▶ [Problem requirements] Filter the entries that follow, copying every line in which the word "fees" appears.

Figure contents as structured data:
────────────────────────────────────────
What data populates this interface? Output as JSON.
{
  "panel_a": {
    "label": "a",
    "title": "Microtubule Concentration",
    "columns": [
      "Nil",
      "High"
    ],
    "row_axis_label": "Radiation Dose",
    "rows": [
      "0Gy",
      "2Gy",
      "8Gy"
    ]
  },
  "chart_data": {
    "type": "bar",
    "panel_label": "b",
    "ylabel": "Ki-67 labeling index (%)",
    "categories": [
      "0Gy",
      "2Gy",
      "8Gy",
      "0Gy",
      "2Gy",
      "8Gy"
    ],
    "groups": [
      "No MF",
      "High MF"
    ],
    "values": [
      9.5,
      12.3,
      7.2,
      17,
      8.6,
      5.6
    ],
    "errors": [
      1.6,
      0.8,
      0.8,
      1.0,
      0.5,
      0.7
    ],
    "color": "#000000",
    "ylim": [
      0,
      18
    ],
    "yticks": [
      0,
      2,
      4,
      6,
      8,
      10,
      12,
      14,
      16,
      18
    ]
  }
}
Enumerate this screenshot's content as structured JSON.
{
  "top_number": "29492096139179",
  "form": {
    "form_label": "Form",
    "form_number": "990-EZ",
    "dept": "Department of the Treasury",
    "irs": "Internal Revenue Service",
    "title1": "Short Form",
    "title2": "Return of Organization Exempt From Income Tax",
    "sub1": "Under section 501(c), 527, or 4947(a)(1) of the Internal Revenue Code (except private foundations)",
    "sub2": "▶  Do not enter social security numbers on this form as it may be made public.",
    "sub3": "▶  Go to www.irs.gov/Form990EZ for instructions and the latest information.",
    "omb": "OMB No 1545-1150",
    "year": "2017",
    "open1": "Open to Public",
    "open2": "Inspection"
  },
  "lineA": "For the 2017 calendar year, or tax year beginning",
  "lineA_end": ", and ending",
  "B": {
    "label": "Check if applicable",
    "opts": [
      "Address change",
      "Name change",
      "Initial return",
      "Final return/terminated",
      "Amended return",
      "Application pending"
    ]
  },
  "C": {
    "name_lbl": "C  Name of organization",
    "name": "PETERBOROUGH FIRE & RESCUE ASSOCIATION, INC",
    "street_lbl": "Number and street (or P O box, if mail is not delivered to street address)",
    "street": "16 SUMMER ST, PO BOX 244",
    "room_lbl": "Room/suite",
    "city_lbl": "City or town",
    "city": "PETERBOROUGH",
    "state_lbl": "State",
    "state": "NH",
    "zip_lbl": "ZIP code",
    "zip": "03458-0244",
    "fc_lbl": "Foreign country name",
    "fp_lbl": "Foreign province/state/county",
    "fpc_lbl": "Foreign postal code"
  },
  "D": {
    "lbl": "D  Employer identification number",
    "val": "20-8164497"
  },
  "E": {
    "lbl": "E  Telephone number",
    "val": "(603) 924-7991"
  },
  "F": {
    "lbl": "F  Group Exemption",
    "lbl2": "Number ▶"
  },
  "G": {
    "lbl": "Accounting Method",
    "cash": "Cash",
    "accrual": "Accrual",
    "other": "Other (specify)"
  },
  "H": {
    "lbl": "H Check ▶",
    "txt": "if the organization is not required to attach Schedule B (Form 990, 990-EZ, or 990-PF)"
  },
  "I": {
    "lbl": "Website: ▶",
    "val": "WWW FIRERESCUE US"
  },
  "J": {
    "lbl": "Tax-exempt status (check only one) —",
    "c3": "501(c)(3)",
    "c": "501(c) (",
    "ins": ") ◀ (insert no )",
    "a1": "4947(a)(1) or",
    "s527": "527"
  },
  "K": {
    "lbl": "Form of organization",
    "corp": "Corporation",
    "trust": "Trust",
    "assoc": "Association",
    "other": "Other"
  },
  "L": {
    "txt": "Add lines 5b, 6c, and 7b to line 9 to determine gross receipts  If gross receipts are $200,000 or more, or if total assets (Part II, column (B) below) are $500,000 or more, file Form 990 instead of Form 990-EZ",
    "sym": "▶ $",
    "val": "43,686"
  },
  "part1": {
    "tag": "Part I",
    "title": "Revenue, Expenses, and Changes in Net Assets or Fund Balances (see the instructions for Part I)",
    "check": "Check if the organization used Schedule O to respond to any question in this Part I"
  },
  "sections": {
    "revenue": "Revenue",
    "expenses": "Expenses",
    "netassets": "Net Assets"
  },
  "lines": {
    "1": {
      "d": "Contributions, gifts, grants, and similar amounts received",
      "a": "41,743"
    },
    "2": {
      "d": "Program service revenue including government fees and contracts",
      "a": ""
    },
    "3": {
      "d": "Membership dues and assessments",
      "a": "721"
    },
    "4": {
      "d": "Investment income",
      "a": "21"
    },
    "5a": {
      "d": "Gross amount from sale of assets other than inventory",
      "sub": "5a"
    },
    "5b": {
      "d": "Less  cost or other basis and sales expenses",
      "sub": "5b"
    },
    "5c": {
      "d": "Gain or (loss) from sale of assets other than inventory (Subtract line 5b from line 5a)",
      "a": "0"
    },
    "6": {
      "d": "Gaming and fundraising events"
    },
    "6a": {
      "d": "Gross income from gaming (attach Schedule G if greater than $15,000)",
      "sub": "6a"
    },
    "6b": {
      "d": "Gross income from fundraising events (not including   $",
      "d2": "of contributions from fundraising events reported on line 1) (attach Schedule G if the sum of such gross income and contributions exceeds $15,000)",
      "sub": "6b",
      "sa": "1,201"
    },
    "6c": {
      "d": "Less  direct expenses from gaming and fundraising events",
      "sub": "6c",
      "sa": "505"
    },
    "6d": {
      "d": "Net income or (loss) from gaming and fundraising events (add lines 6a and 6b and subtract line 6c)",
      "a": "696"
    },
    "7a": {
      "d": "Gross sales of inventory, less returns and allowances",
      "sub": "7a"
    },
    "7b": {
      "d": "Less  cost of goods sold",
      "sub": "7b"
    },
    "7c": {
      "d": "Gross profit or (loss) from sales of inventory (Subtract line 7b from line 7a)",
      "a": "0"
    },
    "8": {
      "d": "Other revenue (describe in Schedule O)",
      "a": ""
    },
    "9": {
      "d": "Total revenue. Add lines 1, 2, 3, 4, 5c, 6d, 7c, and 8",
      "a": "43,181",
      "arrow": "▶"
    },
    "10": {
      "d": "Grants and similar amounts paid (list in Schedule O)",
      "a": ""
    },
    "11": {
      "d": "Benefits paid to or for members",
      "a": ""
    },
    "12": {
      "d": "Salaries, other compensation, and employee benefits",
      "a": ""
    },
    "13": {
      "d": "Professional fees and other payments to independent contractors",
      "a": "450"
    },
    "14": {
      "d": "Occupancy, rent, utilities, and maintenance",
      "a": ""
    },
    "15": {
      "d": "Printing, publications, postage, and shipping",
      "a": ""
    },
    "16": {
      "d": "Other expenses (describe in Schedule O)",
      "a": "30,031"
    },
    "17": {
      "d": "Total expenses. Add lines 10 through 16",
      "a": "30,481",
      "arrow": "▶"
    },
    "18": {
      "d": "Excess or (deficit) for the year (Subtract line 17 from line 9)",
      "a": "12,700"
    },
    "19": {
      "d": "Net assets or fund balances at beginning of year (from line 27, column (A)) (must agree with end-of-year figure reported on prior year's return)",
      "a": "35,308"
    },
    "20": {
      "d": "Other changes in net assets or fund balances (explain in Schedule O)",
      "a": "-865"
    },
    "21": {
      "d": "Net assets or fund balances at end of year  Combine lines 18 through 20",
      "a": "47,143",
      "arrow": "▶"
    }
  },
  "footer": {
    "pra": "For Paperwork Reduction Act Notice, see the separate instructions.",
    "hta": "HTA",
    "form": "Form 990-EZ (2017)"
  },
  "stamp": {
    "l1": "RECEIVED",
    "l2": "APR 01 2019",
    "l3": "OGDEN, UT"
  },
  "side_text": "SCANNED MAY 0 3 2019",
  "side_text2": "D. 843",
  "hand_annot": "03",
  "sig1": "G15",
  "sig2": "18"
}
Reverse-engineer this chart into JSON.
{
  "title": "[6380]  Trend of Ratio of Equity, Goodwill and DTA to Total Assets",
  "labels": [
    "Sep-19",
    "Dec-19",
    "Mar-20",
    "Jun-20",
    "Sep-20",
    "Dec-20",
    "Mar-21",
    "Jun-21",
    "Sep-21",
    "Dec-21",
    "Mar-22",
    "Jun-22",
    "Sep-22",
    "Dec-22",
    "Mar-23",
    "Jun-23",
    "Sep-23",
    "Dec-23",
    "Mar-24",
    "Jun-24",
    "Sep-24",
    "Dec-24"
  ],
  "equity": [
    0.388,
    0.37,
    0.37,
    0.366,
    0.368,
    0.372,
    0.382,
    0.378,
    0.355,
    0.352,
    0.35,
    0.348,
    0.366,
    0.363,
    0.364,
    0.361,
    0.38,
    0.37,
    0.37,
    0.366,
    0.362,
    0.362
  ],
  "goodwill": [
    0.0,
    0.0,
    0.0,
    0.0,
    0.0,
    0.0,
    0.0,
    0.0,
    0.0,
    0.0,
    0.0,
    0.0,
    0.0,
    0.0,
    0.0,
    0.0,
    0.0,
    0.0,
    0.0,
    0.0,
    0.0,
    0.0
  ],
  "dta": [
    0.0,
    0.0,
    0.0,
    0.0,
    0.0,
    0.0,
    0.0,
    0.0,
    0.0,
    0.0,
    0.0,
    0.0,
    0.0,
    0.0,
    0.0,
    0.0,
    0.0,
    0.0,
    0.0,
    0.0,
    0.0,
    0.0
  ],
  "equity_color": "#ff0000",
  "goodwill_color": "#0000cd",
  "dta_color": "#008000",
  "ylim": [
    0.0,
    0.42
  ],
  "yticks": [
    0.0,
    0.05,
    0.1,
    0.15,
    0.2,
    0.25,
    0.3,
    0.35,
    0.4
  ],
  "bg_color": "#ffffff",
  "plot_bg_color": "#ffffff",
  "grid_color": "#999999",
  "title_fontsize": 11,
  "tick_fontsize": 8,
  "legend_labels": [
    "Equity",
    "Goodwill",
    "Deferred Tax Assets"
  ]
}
────────────────────────────────────────
▶ [Written response]
      "d": "Program service revenue including government fees and contracts",
      "d": "Professional fees and other payments to independent contractors",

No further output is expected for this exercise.